Spatial annotation records:
[Start]

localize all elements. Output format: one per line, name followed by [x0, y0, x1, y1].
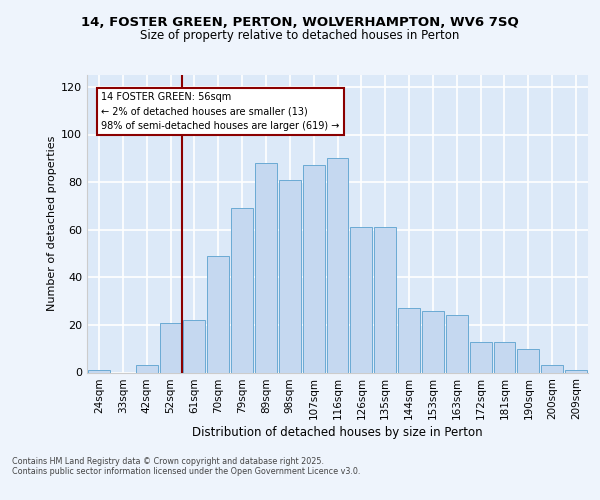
Bar: [184, 320, 205, 372]
Text: 14, FOSTER GREEN, PERTON, WOLVERHAMPTON, WV6 7SQ: 14, FOSTER GREEN, PERTON, WOLVERHAMPTON,…: [81, 16, 519, 30]
Bar: [565, 370, 587, 372]
Bar: [446, 316, 468, 372]
Bar: [136, 366, 158, 372]
Text: Contains HM Land Registry data © Crown copyright and database right 2025.: Contains HM Land Registry data © Crown c…: [12, 458, 324, 466]
Bar: [422, 310, 444, 372]
Y-axis label: Number of detached properties: Number of detached properties: [47, 136, 57, 312]
Bar: [470, 342, 491, 372]
Bar: [541, 366, 563, 372]
Bar: [88, 370, 110, 372]
Bar: [255, 163, 277, 372]
Bar: [279, 180, 301, 372]
Bar: [231, 208, 253, 372]
Bar: [517, 348, 539, 372]
Bar: [350, 228, 373, 372]
X-axis label: Distribution of detached houses by size in Perton: Distribution of detached houses by size …: [192, 426, 483, 440]
Bar: [494, 342, 515, 372]
Bar: [374, 228, 396, 372]
Text: Contains public sector information licensed under the Open Government Licence v3: Contains public sector information licen…: [12, 468, 361, 476]
Text: Size of property relative to detached houses in Perton: Size of property relative to detached ho…: [140, 28, 460, 42]
Bar: [398, 308, 420, 372]
Bar: [207, 256, 229, 372]
Bar: [302, 166, 325, 372]
Bar: [326, 158, 349, 372]
Text: 14 FOSTER GREEN: 56sqm
← 2% of detached houses are smaller (13)
98% of semi-deta: 14 FOSTER GREEN: 56sqm ← 2% of detached …: [101, 92, 340, 132]
Bar: [160, 322, 181, 372]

[End]

■ GIVEN INSTRUCTION: Swap "Bar" for "Column" in the lines beginning with the one containing "Bar: [184, 320, 205, 372]" and continuing through the one containing "Bar: [136, 366, 158, 372]". Write out only those lines with nothing else changed.

■ THE COMPLETED TASK:
Column: [184, 320, 205, 372]
Text: 14, FOSTER GREEN, PERTON, WOLVERHAMPTON, WV6 7SQ: 14, FOSTER GREEN, PERTON, WOLVERHAMPTON,…: [81, 16, 519, 30]
Column: [565, 370, 587, 372]
Column: [446, 316, 468, 372]
Column: [136, 366, 158, 372]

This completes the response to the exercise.